— BEGIN Recorded data —

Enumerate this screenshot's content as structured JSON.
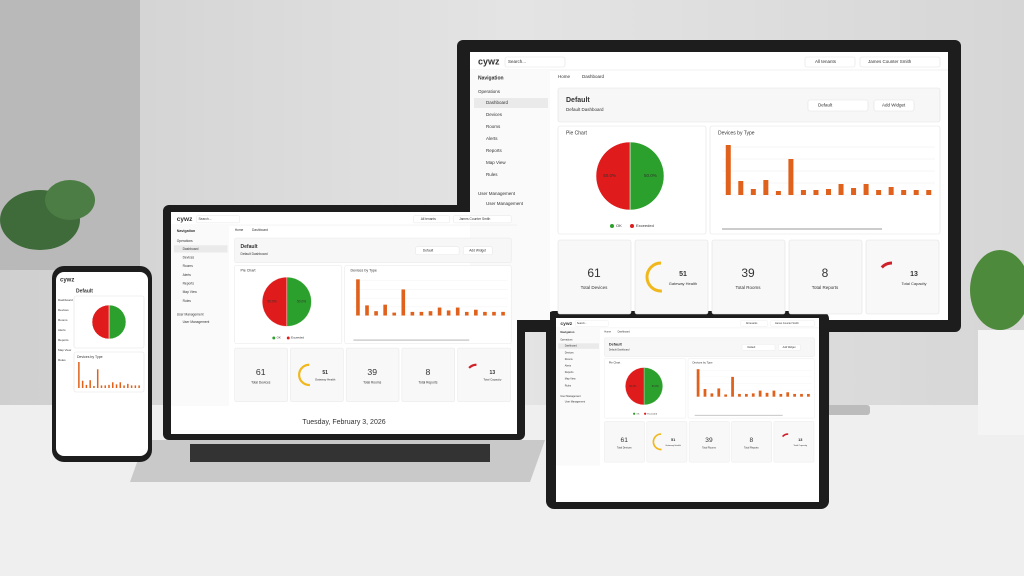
{
  "app": {
    "logo": "cywz",
    "search": "Search...",
    "tenant": "All tenants",
    "user": "James Counter Smith"
  },
  "nav": {
    "title": "Navigation",
    "section": "Operations",
    "items": [
      "Dashboard",
      "Devices",
      "Rooms",
      "Alerts",
      "Reports",
      "Map View",
      "Rules"
    ],
    "section2": "User Management",
    "items2": [
      "User Management"
    ]
  },
  "breadcrumb": [
    "Home",
    "Dashboard"
  ],
  "dashboard": {
    "title": "Default",
    "subtitle": "Default Dashboard",
    "selector": "Default",
    "button": "Add Widget"
  },
  "pie": {
    "title": "Pie Chart",
    "series": [
      {
        "name": "OK",
        "color": "#2ca02c",
        "value": 50,
        "label": "50.0%"
      },
      {
        "name": "Exceeded",
        "color": "#e01b1b",
        "value": 50,
        "label": "50.0%"
      }
    ]
  },
  "bars": {
    "title": "Devices by Type",
    "color": "#e0611c",
    "max": 100,
    "values": [
      100,
      28,
      12,
      30,
      8,
      72,
      10,
      10,
      12,
      22,
      14,
      22,
      10,
      16,
      10,
      10,
      10
    ]
  },
  "kpis": [
    {
      "value": 61,
      "label": "Total Devices",
      "color": "#1aa3c9"
    },
    {
      "value": 51,
      "label": "Gateway Health",
      "color": "#f0b81c",
      "gauge": true
    },
    {
      "value": 39,
      "label": "Total Rooms",
      "color": "#c0202a"
    },
    {
      "value": 8,
      "label": "Total Reports",
      "color": "#8a3cb8"
    },
    {
      "value": 13,
      "label": "Total Capacity",
      "color": "#d0202a",
      "gauge": true
    }
  ],
  "laptop": {
    "date": "Tuesday, February 3, 2026"
  }
}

— END Recorded data —

Collect every line from the records above that contains the word "Default".

:: Written answer ::
    "title": "Default",
    "subtitle": "Default Dashboard",
    "selector": "Default",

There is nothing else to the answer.